Stored entries:
-- Begin --
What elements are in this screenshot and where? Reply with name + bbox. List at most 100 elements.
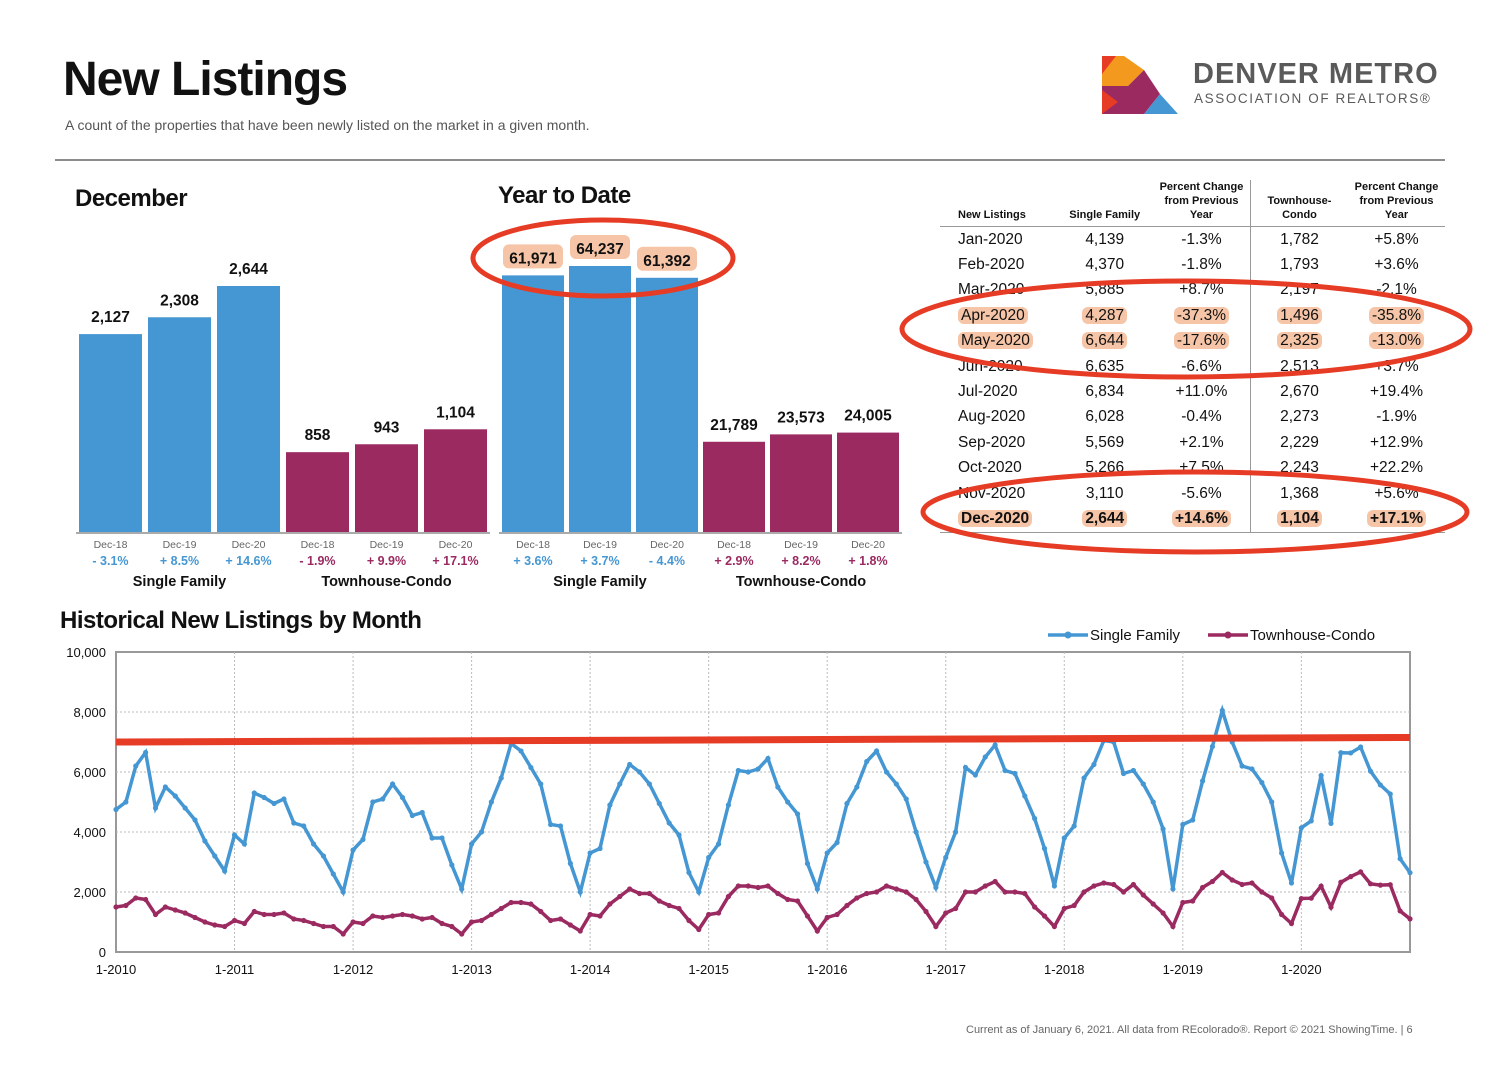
series-point — [1120, 889, 1127, 895]
series-point — [1130, 767, 1137, 774]
series-point — [617, 781, 623, 787]
table-cell: 2,197 — [1280, 281, 1319, 299]
series-point — [1170, 886, 1176, 892]
series-point — [1288, 880, 1295, 886]
series-point — [1348, 874, 1354, 880]
series-point — [972, 772, 978, 778]
series-point — [231, 832, 238, 838]
ytd-change-label: - 4.4% — [649, 554, 685, 568]
series-point — [538, 908, 544, 915]
series-point — [1278, 850, 1285, 856]
ytd-value-label: 64,237 — [576, 241, 623, 258]
series-point — [261, 794, 267, 801]
table-cell: +3.6% — [1374, 256, 1419, 274]
series-point — [1318, 883, 1324, 889]
series-point — [478, 829, 485, 835]
series-point — [1219, 707, 1225, 714]
series-point — [893, 781, 899, 787]
history-line-chart: 0 2,000 4,000 6,000 8,000 10,000 1-2010 1-2011 1… — [66, 627, 1413, 977]
dec-value-label: 2,644 — [229, 261, 268, 278]
table-col-sf-change: Percent Change from Previous Year — [1153, 180, 1251, 227]
dec-change-label: + 8.5% — [160, 554, 199, 568]
series-point — [320, 923, 327, 930]
table-cell: Feb-2020 — [958, 256, 1025, 274]
series-point — [794, 811, 801, 817]
table-cell: -2.1% — [1376, 281, 1417, 299]
series-point — [419, 809, 425, 816]
table-cell: -6.6% — [1153, 353, 1251, 380]
series-point — [498, 775, 504, 781]
series-point — [1170, 923, 1176, 930]
ytd-value-label: 61,392 — [643, 253, 690, 270]
series-point — [804, 860, 811, 867]
series-point — [202, 919, 208, 925]
x-tick-label: 1-2019 — [1163, 962, 1203, 977]
table-cell: -17.6% — [1153, 328, 1251, 354]
series-point — [686, 869, 692, 876]
series-point — [1259, 779, 1265, 786]
series-point — [1111, 881, 1117, 888]
series-point — [310, 920, 317, 927]
series-point — [1358, 744, 1364, 750]
table-cell: 2,644 — [1056, 506, 1153, 533]
table-cell: Oct-2020 — [958, 459, 1022, 477]
series-point — [607, 802, 613, 808]
series-point — [1199, 884, 1206, 891]
series-point — [251, 908, 257, 915]
table-row: Mar-2020 5,885 +8.7% 2,197 -2.1% — [940, 277, 1445, 304]
ytd-period-label: Dec-19 — [583, 539, 617, 551]
series-point — [231, 917, 238, 924]
series-point — [1387, 791, 1393, 797]
series-point — [1249, 880, 1255, 886]
table-cell: 4,287 — [1056, 303, 1153, 328]
dec-bar — [217, 286, 280, 532]
series-point — [291, 916, 297, 922]
x-tick-label: 1-2011 — [215, 962, 255, 977]
dec-value-label: 2,308 — [160, 292, 199, 309]
series-point — [498, 905, 504, 912]
series-point — [370, 913, 376, 919]
series-point — [1150, 901, 1156, 907]
series-point — [1101, 880, 1107, 886]
series-point — [508, 899, 514, 906]
dec-change-label: - 1.9% — [299, 554, 335, 568]
series-point — [785, 799, 791, 805]
dec-bar — [286, 452, 349, 532]
header-divider — [55, 159, 1445, 161]
series-point — [1180, 899, 1186, 906]
ytd-group-label: Single Family — [553, 574, 646, 590]
series-point — [518, 899, 524, 906]
x-tick-label: 1-2020 — [1281, 962, 1321, 977]
series-point — [636, 769, 643, 775]
table-cell: 2,670 — [1280, 383, 1319, 401]
dec-change-label: + 17.1% — [432, 554, 478, 568]
ytd-change-label: + 2.9% — [714, 554, 753, 568]
table-cell: 2,243 — [1280, 459, 1319, 477]
x-tick-label: 1-2010 — [96, 962, 136, 977]
series-point — [1160, 826, 1166, 832]
series-point — [587, 911, 593, 918]
series-point — [627, 886, 633, 892]
series-point — [360, 920, 366, 927]
series-point — [350, 847, 356, 853]
x-tick-label: 1-2017 — [925, 962, 965, 977]
annotation-line — [115, 734, 1411, 746]
series-point — [953, 905, 959, 912]
series-point — [933, 884, 939, 891]
series-point — [587, 850, 593, 856]
table-row: Dec-2020 2,644 +14.6% 1,104 +17.1% — [940, 506, 1445, 533]
series-point — [222, 923, 228, 930]
series-point — [370, 799, 376, 805]
table-cell: 5,569 — [1085, 433, 1125, 451]
series-point — [1308, 895, 1314, 901]
table-row: Apr-2020 4,287 -37.3% 1,496 -35.8% — [940, 303, 1445, 329]
series-point — [656, 898, 662, 904]
series-point — [1298, 895, 1304, 902]
table-cell: -1.8% — [1153, 252, 1251, 278]
series-point — [775, 890, 781, 897]
ytd-bar — [837, 432, 899, 532]
table-col-th-change: Percent Change from Previous Year — [1354, 181, 1439, 221]
series-point — [706, 911, 712, 918]
dec-value-label: 858 — [305, 427, 331, 444]
table-cell: Jun-2020 — [958, 357, 1023, 375]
-- End --
Return everything from the line containing "series-point — [1120, 889, 1127, 895]" down to the line containing "series-point — [893, 781, 899, 787]", both lines included, repeating each one exactly.

series-point — [1120, 889, 1127, 895]
series-point — [1130, 767, 1137, 774]
series-point — [617, 781, 623, 787]
table-cell: 2,197 — [1280, 281, 1319, 299]
series-point — [1170, 886, 1176, 892]
series-point — [1288, 880, 1295, 886]
series-point — [1348, 874, 1354, 880]
series-point — [972, 772, 978, 778]
series-point — [231, 832, 238, 838]
ytd-change-label: - 4.4% — [649, 554, 685, 568]
series-point — [538, 908, 544, 915]
series-point — [1278, 850, 1285, 856]
ytd-value-label: 64,237 — [576, 241, 623, 258]
series-point — [261, 794, 267, 801]
table-cell: +3.6% — [1374, 256, 1419, 274]
series-point — [1318, 883, 1324, 889]
series-point — [478, 829, 485, 835]
series-point — [1219, 707, 1225, 714]
series-point — [893, 781, 899, 787]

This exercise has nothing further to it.